*What is needed*: Reproduce the text lines of the items that follow verbatim, omitting the pictures.

[Element region listings]

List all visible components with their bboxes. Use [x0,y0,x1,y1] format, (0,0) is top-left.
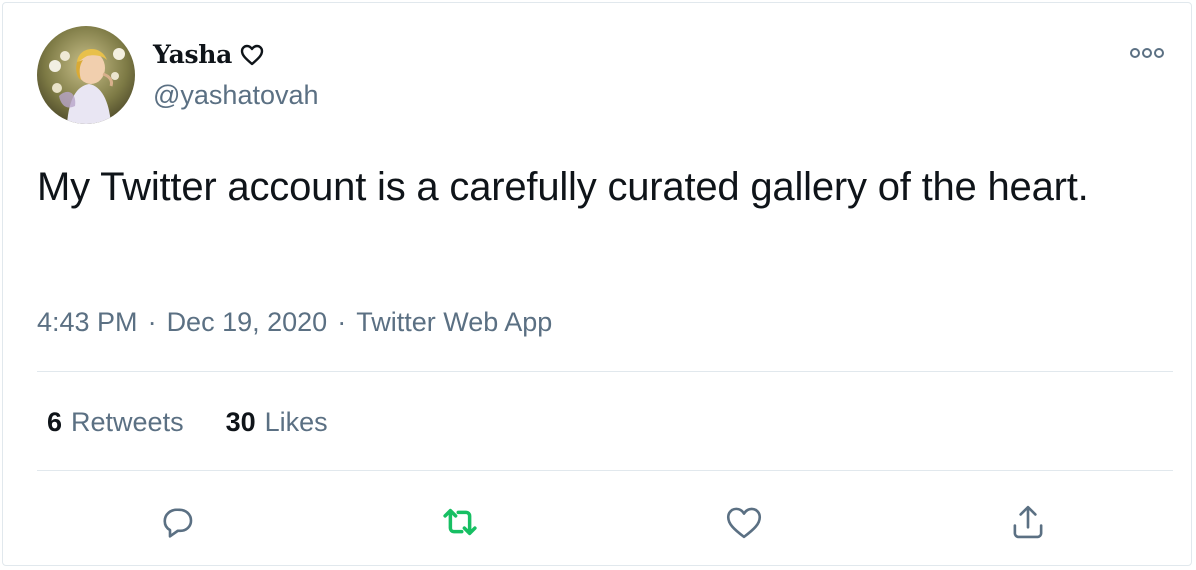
author-name-row[interactable]: Yasha [153,40,264,69]
user-handle[interactable]: @yashatovah [153,80,319,111]
like-button[interactable] [721,499,767,545]
retweet-button[interactable] [437,499,483,545]
meta-separator: · [337,307,347,337]
tweet-source[interactable]: Twitter Web App [356,307,552,338]
tweet-date[interactable]: Dec 19, 2020 [167,307,328,338]
heart-outline-icon [240,44,264,66]
tweet-metadata: 4:43 PM · Dec 19, 2020 · Twitter Web App [37,307,552,338]
meta-separator: · [147,307,157,337]
divider [37,470,1173,471]
retweet-icon [443,508,477,536]
retweets-label: Retweets [71,407,184,437]
tweet-time[interactable]: 4:43 PM [37,307,138,338]
more-horizontal-icon [1130,48,1164,58]
retweets-count: 6 [47,407,63,437]
tweet-actions [3,499,1191,549]
avatar-image [37,26,135,124]
likes-count: 30 [225,407,256,437]
tweet-card: Yasha @yashatovah My Twitter account is … [2,2,1192,566]
reply-button[interactable] [154,499,200,545]
retweets-stat[interactable]: 6 Retweets [47,407,184,438]
like-icon [726,507,762,539]
divider [37,371,1173,372]
likes-label: Likes [264,407,328,437]
share-button[interactable] [1005,499,1051,545]
tweet-stats: 6 Retweets 30 Likes [47,407,370,438]
avatar[interactable] [37,26,135,124]
more-options-button[interactable] [1127,41,1167,65]
tweet-text: My Twitter account is a carefully curate… [37,165,1089,209]
reply-icon [163,508,193,538]
share-icon [1013,505,1043,539]
display-name[interactable]: Yasha [153,40,232,69]
likes-stat[interactable]: 30 Likes [226,407,328,438]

*The result*:
List all visible components with their bboxes. Use [x0,y0,x1,y1] format, (0,0) is top-left.
author-name-row[interactable]: Yasha [153,40,264,69]
user-handle[interactable]: @yashatovah [153,80,319,111]
like-button[interactable] [721,499,767,545]
retweet-button[interactable] [437,499,483,545]
meta-separator: · [337,307,347,337]
tweet-source[interactable]: Twitter Web App [356,307,552,338]
tweet-date[interactable]: Dec 19, 2020 [167,307,328,338]
heart-outline-icon [240,44,264,66]
tweet-metadata: 4:43 PM · Dec 19, 2020 · Twitter Web App [37,307,552,338]
meta-separator: · [147,307,157,337]
divider [37,470,1173,471]
retweet-icon [443,508,477,536]
retweets-label: Retweets [71,407,184,437]
tweet-time[interactable]: 4:43 PM [37,307,138,338]
more-horizontal-icon [1130,48,1164,58]
retweets-count: 6 [47,407,63,437]
tweet-actions [3,499,1191,549]
avatar-image [37,26,135,124]
likes-count: 30 [225,407,256,437]
tweet-card: Yasha @yashatovah My Twitter account is … [2,2,1192,566]
reply-button[interactable] [154,499,200,545]
retweets-stat[interactable]: 6 Retweets [47,407,184,438]
like-icon [726,507,762,539]
divider [37,371,1173,372]
likes-label: Likes [264,407,328,437]
share-button[interactable] [1005,499,1051,545]
tweet-stats: 6 Retweets 30 Likes [47,407,370,438]
avatar[interactable] [37,26,135,124]
more-options-button[interactable] [1127,41,1167,65]
tweet-text: My Twitter account is a carefully curate… [37,165,1089,209]
reply-icon [163,508,193,538]
share-icon [1013,505,1043,539]
display-name[interactable]: Yasha [153,40,232,69]
likes-stat[interactable]: 30 Likes [226,407,328,438]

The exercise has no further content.